→ **Consigne 1**
Pour chaque affirmation, dites si elle correspond au texte sur les États généraux du développement : (a) l'événement a eu lieu le 28 novembre 2016 à l'Assemblée nationale ; (b) il a réuni 200 personnalités ; (c) l'art hollandais du XVIIe siècle représente les splendeurs du divin. Répondez par oui ou non, en citant mot pour mot les mots du texte qui tranchent.
→ **Consigne 2**
D'après le texte sur les États généraux du développement, quelle idée domine tout dans l'art du monde grec ?
→ **Consigne 3**
Prolongez le texte sur les États généraux du développement à partir de sa dernière phrase.

→ **Texte cité**
..............................

Les ÉTATS GÉNÉRAUX du développement se sont déroulés le 28 novembre 2016 à l’Assemblée nationale, et ont rassemblé 100 personnalités issues des Industries Culturelles et Créatives qui ont débattu et réfléchi collectivement aux besoins et défis du secteur.

3 objectifs :

1) Construire des stratégies durables au profit du développement pour la Création
2) Promouvoir la diversité de l’entrepreneuriat culturel
3) Fédérer autour d’une ambition politique culturelle renouvelée

Agrégé de philosophie et de sciences politiques, docteur d’Etat en sciences politiques, ancien ministre de la Jeunesse, de l’Education nationale et de la Recherche, Luc Ferry témoigne sur le thème de « Innovation et art : où va la culture démocratique ? ».

Quel parallélisme entre philosophie et musique ?

Comment résoudre la question de l'innovation, à la fois avancée et déstabilisatrice, comment être artiste dans un monde qui va de plus en plus vite ?

Dans le triptyque politique-artistes-public, quels sont les nouveaux rapports de force et interactions ?

« Nous sommes entrés dans un monde où l’art la culture et la marchandise sont inséparables »

 

Nous disposons d’une définition de l’art univoque, de Platon à Heidegger : l’œuvre d’art quelle qu’elle soit, est toujours l’incarnation de grandes idées dans un matériaux sensible.

L’histoire de l’art est traversée de quatre grandes époques.

L’idée exprimée dans le monde Grec, dans les temples, la tragédie ou la mythologie grecque, est l’idée d’harmonie. L’idée d’harmonie domine tout. La mise en harmonie de soi avec l’harmonie du cosmos est primordiale.

La deuxième idée, dominera l’occident pendant des siècles : la représentation dans l’art, des splendeurs du divin.

Une troisième période se dessinera au XVIIe siècle avec l’art hollandais. Cet art va pour la première fois dans l’histoire de l’humanité, représenter, non plus l’harmonie du cosmos, non plus les splendeurs du divin, mais la splendeur du petit humain anonyme. Vous et moi. Les fêtes de village. Les scènes de genre. Les décolletés de jeunes femmes qui servent de la bière ou du vin dans un cabaret. Scènes purement profanes.

..............................

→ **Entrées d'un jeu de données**
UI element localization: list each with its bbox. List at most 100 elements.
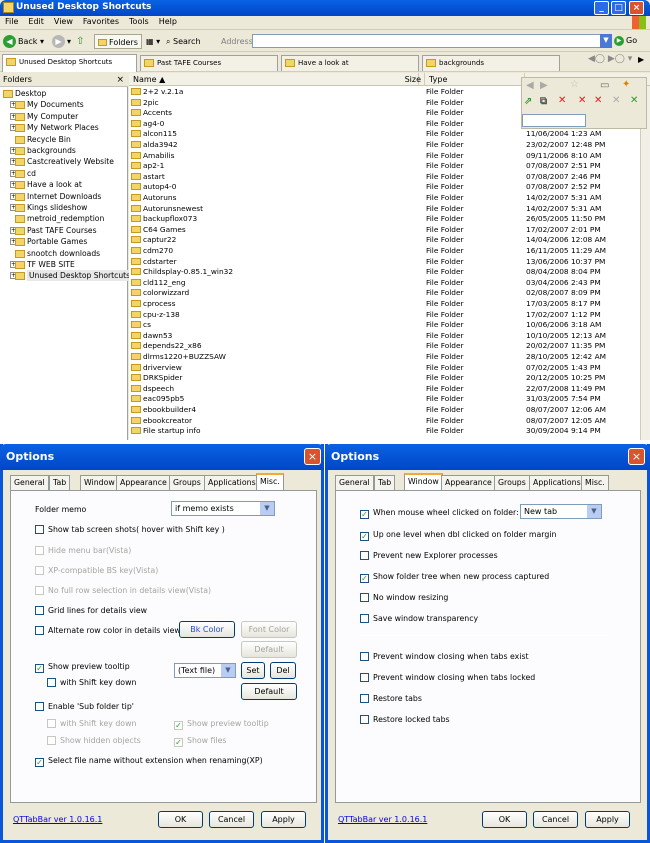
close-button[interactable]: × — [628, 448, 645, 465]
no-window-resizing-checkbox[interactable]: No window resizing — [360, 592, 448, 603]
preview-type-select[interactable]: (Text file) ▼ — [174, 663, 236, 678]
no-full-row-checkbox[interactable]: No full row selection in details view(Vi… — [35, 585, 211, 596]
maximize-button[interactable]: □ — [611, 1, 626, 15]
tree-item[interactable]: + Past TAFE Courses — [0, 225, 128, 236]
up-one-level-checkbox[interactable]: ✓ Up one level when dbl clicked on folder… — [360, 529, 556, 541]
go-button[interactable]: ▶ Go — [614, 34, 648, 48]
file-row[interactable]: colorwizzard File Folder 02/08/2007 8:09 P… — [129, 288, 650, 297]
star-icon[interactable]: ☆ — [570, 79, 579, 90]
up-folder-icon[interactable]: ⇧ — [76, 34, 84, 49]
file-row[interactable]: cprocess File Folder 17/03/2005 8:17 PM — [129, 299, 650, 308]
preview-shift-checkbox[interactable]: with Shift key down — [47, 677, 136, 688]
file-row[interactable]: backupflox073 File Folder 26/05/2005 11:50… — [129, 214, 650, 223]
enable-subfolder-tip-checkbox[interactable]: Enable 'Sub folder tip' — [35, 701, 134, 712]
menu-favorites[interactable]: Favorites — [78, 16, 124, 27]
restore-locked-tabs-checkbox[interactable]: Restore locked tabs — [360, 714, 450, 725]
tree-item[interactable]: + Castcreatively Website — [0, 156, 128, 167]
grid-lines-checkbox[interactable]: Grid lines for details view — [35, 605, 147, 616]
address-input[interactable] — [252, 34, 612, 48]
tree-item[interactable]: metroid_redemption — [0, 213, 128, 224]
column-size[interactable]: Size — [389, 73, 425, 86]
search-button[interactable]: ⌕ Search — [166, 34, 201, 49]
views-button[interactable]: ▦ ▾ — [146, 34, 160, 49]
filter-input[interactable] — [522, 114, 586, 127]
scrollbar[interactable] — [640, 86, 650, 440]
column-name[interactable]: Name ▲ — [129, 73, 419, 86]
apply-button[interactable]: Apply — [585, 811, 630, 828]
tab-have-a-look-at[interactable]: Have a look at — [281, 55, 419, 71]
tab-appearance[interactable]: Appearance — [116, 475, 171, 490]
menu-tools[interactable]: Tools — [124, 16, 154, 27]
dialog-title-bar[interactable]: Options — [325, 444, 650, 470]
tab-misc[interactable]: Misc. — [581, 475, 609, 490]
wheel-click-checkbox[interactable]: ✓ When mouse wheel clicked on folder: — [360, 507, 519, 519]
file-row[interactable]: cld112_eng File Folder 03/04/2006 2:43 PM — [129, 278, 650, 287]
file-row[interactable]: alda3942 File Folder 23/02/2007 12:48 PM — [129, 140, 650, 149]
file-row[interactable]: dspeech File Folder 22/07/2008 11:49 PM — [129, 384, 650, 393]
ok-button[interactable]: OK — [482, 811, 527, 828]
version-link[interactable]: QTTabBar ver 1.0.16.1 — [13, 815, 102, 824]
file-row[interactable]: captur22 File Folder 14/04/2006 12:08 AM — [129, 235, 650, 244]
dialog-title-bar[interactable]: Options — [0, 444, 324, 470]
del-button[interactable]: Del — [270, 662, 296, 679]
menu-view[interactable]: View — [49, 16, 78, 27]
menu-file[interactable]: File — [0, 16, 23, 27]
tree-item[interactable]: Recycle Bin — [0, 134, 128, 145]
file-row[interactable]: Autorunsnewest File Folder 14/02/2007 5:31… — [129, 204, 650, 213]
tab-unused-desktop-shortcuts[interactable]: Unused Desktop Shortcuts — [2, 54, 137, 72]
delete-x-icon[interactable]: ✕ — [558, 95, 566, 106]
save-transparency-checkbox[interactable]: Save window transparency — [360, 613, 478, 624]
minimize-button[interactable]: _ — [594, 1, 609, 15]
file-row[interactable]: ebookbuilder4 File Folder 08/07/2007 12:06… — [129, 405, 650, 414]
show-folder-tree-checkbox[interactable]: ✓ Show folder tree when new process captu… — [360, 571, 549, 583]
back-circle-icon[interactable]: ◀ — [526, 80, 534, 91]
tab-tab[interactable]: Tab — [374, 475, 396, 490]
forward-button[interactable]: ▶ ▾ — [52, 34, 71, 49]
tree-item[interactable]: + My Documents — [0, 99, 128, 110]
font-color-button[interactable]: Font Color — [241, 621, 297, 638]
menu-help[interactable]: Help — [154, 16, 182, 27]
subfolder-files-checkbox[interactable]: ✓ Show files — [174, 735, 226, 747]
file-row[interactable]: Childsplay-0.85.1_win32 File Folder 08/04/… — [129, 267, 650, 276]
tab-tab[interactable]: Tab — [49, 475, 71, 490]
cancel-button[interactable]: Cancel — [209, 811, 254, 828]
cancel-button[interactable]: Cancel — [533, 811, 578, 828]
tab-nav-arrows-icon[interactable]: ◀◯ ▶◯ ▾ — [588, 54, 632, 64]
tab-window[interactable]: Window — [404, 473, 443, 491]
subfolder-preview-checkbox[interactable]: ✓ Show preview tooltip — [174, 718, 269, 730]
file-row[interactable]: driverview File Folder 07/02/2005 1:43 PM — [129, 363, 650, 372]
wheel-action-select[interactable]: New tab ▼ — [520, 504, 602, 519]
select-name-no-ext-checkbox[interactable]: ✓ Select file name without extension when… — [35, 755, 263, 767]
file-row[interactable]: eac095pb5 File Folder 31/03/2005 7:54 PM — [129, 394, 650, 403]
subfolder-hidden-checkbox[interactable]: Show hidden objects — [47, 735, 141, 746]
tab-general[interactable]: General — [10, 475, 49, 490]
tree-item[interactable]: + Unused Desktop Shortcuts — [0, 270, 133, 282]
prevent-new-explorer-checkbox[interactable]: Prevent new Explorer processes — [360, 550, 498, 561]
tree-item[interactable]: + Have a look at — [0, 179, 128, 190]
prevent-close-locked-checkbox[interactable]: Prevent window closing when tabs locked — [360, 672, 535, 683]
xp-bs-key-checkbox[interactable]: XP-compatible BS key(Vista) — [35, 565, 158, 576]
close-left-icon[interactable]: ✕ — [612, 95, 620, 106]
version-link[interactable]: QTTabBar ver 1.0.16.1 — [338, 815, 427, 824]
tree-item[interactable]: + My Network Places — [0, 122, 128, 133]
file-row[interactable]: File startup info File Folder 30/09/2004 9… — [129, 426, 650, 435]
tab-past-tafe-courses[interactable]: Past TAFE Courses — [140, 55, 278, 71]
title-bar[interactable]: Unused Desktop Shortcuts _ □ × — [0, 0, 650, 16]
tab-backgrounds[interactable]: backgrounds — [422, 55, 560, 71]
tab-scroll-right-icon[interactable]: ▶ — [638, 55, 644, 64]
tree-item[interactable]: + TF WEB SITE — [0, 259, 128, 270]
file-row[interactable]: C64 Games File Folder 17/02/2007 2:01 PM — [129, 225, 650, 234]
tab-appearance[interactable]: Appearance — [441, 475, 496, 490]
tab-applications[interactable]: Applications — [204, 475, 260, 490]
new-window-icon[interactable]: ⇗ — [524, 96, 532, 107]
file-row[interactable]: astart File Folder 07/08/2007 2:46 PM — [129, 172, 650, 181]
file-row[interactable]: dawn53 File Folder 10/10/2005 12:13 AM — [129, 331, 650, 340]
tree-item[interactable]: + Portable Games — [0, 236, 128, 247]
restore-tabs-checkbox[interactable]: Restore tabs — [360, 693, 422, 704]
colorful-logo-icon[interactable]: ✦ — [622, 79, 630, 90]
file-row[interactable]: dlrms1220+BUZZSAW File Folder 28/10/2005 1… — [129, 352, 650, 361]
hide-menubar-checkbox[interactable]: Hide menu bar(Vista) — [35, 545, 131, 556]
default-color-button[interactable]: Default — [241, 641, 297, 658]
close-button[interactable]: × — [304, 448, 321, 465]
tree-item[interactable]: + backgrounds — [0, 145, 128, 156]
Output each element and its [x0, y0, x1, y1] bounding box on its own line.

..............................

→ **Réponse attendue 1**
(a) Oui : « se sont déroulés le 28 novembre 2016 à l’Assemblée nationale ».
(b) Non : « ont rassemblé 100 personnalités ».
(c) Non : « non plus les splendeurs du divin, mais la splendeur du petit humain anonyme ».

→ **Réponse attendue 2**
L'idée d'harmonie.

→ **Réponse attendue 3**
C’est la première fois dans l’histoire de l’humanité que l’on à affaire à un art laïque. C’est la fin du théologico-esthétique. Dans le même temps, on invente la fin du théologico-politique. On sépare la loi des textes religieux. On fabrique la loi par des humains pour des humains. On fabrique l’art par des humains, pour des humains. On entre dans la modernité.

La quatrième époque est celle de l’art contemporain. Ce que l’économiste Schumpeter va appeler « l’art capitaliste ». Pourquoi art capitaliste ?

Le capitalisme est une société dans laquelle l’innovation tire la croissance économique. C’est l’innovation qui nous oblige à acheter, c’est elle qui tire la croissance. C’est la logique des smartphones, des voitures, des ordinateurs… Soit que l’innovation renvoie l’ancien à la poubelle, soit que le nouveau nous tente parce qu’il est plus performant que l’ancien.

La structure la plus profonde du capitalisme moderne, est la structure de la mode. La seule et unique finalité de la mode est de démoder.

Dans les sociétés traditionnelles, les sociétés de coutumes, dont la temporalité est orientée vers le respect du passé, la mode n’existe pas.

Le sari indien, le kimono japonais n’ont pas varié depuis des siècles voire des millénaires. À 2000 ans près, il est quasiment impossible de distinguer deux calligraphies chinoises. Le rôle de l’artiste n’est pas d’innover mais de transmettre la tradition à l’ensemble de la cité. De lui rendre visible les symboles religieux autour desquelles elle est organisée. Autrement dit, l’artiste ne doit pas inventer.

Avec la révolution française, nous basculons dans un monde ou l’avenir définit l’idée de progrès et où l’innovation devient la règle absolue.

Aussi bien dans l’art, que dans l’industrie. Nous entrons dans un monde de l’innovation permanente, où l’originalité devient un impératif pour l’artiste.

C’est l’apparition inédite au XVIIIe siècle des théories du génie.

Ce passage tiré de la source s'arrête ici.